__DIRECTIONS__. Copy every entry word for word. Skip the pictures.

__Dataset items__.
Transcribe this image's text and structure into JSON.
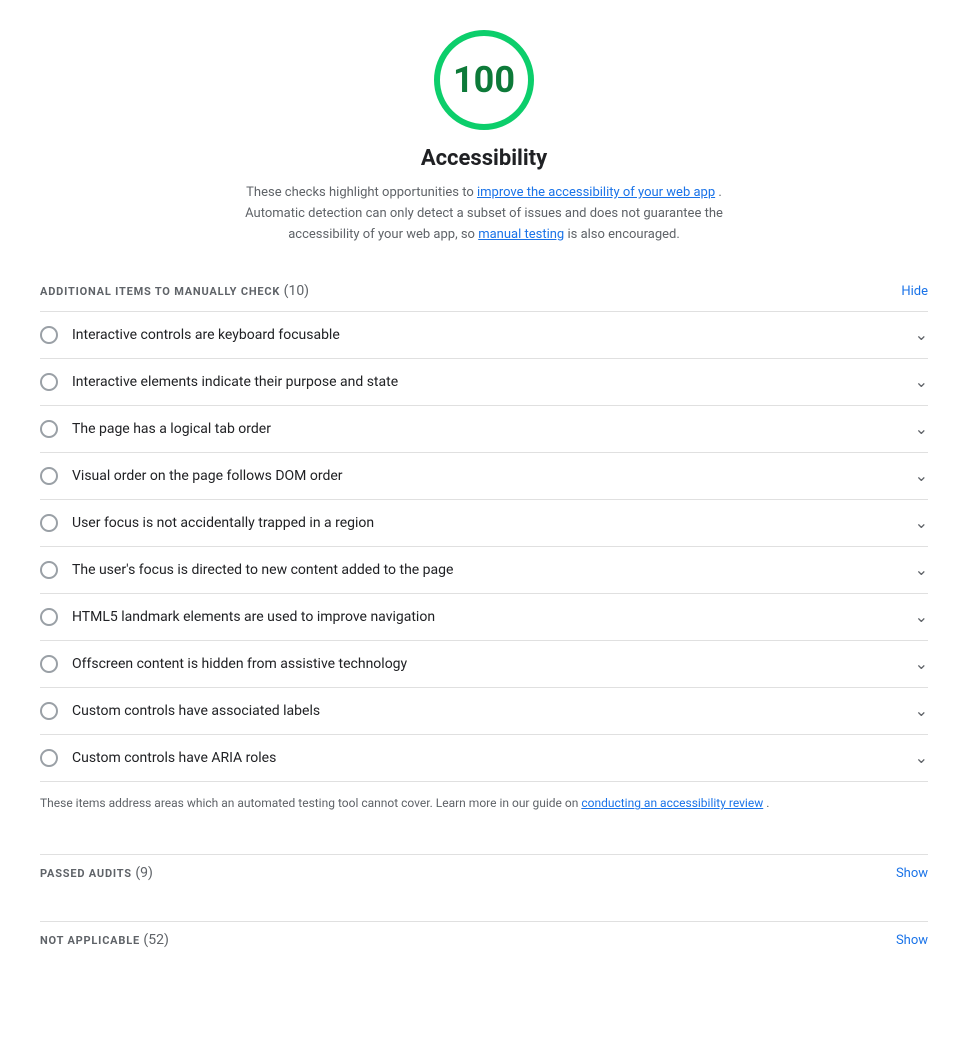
{
  "score": {
    "value": "100",
    "color": "#0cce6b",
    "text_color": "#0d7a39"
  },
  "title": "Accessibility",
  "description": {
    "prefix": "These checks highlight opportunities to ",
    "link1_text": "improve the accessibility of your web app",
    "link1_href": "#",
    "middle": ". Automatic detection can only detect a subset of issues and does not guarantee the accessibility of your web app, so ",
    "link2_text": "manual testing",
    "link2_href": "#",
    "suffix": " is also encouraged."
  },
  "manual_section": {
    "label": "ADDITIONAL ITEMS TO MANUALLY CHECK",
    "count": "(10)",
    "hide_label": "Hide",
    "items": [
      {
        "id": 1,
        "text": "Interactive controls are keyboard focusable"
      },
      {
        "id": 2,
        "text": "Interactive elements indicate their purpose and state"
      },
      {
        "id": 3,
        "text": "The page has a logical tab order"
      },
      {
        "id": 4,
        "text": "Visual order on the page follows DOM order"
      },
      {
        "id": 5,
        "text": "User focus is not accidentally trapped in a region"
      },
      {
        "id": 6,
        "text": "The user's focus is directed to new content added to the page"
      },
      {
        "id": 7,
        "text": "HTML5 landmark elements are used to improve navigation"
      },
      {
        "id": 8,
        "text": "Offscreen content is hidden from assistive technology"
      },
      {
        "id": 9,
        "text": "Custom controls have associated labels"
      },
      {
        "id": 10,
        "text": "Custom controls have ARIA roles"
      }
    ],
    "footer_prefix": "These items address areas which an automated testing tool cannot cover. Learn more in our guide on ",
    "footer_link_text": "conducting an accessibility review",
    "footer_link_href": "#",
    "footer_suffix": "."
  },
  "passed_section": {
    "label": "PASSED AUDITS",
    "count": "(9)",
    "show_label": "Show"
  },
  "not_applicable_section": {
    "label": "NOT APPLICABLE",
    "count": "(52)",
    "show_label": "Show"
  }
}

__THE RESPONSE__.
Transcribe this image's text and structure into JSON.
{
  "score": {
    "value": "100",
    "color": "#0cce6b",
    "text_color": "#0d7a39"
  },
  "title": "Accessibility",
  "description": {
    "prefix": "These checks highlight opportunities to ",
    "link1_text": "improve the accessibility of your web app",
    "link1_href": "#",
    "middle": ". Automatic detection can only detect a subset of issues and does not guarantee the accessibility of your web app, so ",
    "link2_text": "manual testing",
    "link2_href": "#",
    "suffix": " is also encouraged."
  },
  "manual_section": {
    "label": "ADDITIONAL ITEMS TO MANUALLY CHECK",
    "count": "(10)",
    "hide_label": "Hide",
    "items": [
      {
        "id": 1,
        "text": "Interactive controls are keyboard focusable"
      },
      {
        "id": 2,
        "text": "Interactive elements indicate their purpose and state"
      },
      {
        "id": 3,
        "text": "The page has a logical tab order"
      },
      {
        "id": 4,
        "text": "Visual order on the page follows DOM order"
      },
      {
        "id": 5,
        "text": "User focus is not accidentally trapped in a region"
      },
      {
        "id": 6,
        "text": "The user's focus is directed to new content added to the page"
      },
      {
        "id": 7,
        "text": "HTML5 landmark elements are used to improve navigation"
      },
      {
        "id": 8,
        "text": "Offscreen content is hidden from assistive technology"
      },
      {
        "id": 9,
        "text": "Custom controls have associated labels"
      },
      {
        "id": 10,
        "text": "Custom controls have ARIA roles"
      }
    ],
    "footer_prefix": "These items address areas which an automated testing tool cannot cover. Learn more in our guide on ",
    "footer_link_text": "conducting an accessibility review",
    "footer_link_href": "#",
    "footer_suffix": "."
  },
  "passed_section": {
    "label": "PASSED AUDITS",
    "count": "(9)",
    "show_label": "Show"
  },
  "not_applicable_section": {
    "label": "NOT APPLICABLE",
    "count": "(52)",
    "show_label": "Show"
  }
}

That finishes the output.